[Records from a collection of figures]
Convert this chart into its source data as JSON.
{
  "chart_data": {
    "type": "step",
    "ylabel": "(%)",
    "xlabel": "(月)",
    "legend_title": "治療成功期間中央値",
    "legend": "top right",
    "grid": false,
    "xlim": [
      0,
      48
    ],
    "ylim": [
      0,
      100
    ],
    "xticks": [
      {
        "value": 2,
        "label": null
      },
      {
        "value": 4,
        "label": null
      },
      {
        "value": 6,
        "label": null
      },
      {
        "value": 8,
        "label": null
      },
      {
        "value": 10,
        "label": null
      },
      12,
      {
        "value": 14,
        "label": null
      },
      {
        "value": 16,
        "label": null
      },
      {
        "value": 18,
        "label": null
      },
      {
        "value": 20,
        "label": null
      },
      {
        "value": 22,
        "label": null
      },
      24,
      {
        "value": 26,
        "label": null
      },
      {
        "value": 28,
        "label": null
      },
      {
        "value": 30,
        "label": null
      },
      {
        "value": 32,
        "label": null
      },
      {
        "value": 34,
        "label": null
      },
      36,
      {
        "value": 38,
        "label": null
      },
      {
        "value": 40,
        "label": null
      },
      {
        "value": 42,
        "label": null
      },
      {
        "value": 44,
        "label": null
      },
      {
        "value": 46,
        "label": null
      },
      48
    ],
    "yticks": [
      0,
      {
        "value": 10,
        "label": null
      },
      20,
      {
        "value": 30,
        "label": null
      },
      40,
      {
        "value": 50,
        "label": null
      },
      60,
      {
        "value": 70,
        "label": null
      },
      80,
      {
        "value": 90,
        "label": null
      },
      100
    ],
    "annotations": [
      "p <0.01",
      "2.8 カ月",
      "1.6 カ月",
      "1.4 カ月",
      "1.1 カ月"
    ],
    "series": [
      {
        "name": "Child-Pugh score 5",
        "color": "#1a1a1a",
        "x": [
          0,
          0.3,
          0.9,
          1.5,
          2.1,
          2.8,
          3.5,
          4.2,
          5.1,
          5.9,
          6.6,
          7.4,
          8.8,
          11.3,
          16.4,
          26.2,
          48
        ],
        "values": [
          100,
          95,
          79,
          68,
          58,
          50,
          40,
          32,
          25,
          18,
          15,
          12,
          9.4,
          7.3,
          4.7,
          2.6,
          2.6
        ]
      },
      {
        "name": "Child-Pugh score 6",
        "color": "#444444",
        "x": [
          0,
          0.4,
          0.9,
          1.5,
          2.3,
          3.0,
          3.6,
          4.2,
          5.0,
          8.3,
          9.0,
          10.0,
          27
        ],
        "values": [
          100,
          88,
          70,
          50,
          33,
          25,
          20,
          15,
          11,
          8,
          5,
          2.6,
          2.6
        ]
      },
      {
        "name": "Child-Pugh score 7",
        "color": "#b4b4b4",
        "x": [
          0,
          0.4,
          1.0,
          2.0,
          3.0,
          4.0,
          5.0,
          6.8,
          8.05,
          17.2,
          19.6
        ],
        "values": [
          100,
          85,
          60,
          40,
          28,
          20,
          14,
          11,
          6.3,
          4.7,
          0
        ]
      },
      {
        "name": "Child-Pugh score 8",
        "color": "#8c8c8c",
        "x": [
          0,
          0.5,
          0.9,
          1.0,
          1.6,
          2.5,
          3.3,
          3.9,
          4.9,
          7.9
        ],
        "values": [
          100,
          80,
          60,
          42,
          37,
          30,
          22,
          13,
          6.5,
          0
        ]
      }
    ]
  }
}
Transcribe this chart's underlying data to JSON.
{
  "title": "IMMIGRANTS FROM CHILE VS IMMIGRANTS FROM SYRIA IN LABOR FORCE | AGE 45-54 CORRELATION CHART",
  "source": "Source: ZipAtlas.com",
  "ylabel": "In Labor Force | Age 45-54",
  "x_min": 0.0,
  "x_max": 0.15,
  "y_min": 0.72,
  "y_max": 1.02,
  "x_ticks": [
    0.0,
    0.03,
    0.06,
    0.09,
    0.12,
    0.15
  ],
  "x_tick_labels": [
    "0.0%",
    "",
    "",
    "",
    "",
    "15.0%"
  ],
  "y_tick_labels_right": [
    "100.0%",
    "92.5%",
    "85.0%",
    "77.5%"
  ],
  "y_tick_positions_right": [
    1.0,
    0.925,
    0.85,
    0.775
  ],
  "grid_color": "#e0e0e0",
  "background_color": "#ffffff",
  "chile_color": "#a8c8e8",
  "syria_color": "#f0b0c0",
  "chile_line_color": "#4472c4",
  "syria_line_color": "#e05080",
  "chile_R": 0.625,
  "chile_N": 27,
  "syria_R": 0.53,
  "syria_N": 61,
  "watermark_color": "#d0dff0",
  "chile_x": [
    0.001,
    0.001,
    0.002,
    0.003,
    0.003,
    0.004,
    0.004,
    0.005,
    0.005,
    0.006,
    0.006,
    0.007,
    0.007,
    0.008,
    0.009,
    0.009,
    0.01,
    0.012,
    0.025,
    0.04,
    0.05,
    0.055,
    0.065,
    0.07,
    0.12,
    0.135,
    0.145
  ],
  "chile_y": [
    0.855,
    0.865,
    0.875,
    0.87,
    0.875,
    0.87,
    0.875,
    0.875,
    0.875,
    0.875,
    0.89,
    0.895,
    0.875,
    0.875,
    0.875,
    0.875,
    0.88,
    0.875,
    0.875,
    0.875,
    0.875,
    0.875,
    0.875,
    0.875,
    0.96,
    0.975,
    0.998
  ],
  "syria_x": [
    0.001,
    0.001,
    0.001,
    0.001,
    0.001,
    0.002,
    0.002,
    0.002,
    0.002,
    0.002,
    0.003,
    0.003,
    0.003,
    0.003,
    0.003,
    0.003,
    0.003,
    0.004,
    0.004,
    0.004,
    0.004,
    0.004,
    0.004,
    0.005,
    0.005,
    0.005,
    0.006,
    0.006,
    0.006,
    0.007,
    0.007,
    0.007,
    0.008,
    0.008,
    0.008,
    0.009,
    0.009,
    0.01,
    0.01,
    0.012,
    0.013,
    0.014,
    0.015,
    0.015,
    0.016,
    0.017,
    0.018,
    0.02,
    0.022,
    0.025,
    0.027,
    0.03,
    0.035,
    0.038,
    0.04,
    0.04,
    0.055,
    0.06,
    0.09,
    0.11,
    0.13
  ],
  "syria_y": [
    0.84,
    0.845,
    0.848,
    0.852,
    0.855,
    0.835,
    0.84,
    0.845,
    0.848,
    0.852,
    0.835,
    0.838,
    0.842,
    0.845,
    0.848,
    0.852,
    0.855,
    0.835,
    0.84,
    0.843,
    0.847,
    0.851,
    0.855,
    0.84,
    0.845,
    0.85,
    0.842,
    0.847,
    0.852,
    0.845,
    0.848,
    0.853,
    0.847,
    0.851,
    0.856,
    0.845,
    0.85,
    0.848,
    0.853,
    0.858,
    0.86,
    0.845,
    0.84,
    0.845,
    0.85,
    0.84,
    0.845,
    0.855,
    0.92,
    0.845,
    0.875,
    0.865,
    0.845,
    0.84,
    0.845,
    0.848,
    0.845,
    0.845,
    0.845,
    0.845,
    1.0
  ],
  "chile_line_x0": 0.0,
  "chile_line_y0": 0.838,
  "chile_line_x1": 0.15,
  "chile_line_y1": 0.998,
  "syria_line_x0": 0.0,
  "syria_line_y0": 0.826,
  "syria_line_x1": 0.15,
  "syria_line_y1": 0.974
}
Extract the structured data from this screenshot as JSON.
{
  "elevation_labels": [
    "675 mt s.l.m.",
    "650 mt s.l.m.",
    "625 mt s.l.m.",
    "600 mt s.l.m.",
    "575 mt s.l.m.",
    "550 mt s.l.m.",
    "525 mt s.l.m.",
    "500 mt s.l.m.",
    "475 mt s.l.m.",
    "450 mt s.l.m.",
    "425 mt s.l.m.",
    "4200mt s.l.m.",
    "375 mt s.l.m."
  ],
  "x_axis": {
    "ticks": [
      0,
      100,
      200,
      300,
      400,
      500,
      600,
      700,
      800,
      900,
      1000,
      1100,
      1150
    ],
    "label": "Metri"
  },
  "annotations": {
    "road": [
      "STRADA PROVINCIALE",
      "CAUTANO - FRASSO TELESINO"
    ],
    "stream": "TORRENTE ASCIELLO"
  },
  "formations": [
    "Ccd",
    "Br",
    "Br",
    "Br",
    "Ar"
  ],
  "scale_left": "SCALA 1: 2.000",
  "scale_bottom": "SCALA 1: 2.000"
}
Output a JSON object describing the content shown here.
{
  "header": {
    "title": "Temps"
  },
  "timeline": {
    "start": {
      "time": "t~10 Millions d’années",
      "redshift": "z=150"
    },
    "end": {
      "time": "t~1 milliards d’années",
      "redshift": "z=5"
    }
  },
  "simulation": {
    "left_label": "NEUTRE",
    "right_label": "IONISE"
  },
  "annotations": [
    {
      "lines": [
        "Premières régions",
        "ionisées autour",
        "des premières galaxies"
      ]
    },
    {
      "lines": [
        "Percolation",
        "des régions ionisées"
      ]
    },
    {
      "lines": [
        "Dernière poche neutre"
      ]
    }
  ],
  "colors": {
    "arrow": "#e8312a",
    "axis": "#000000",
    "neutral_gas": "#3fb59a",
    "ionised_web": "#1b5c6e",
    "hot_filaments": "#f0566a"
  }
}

Task directions: Go through the listing above and return every line where the word "source" occurs.

Expected answer:
Convert this chart into its source data as JSON.
  "source": "Source: ZipAtlas.com",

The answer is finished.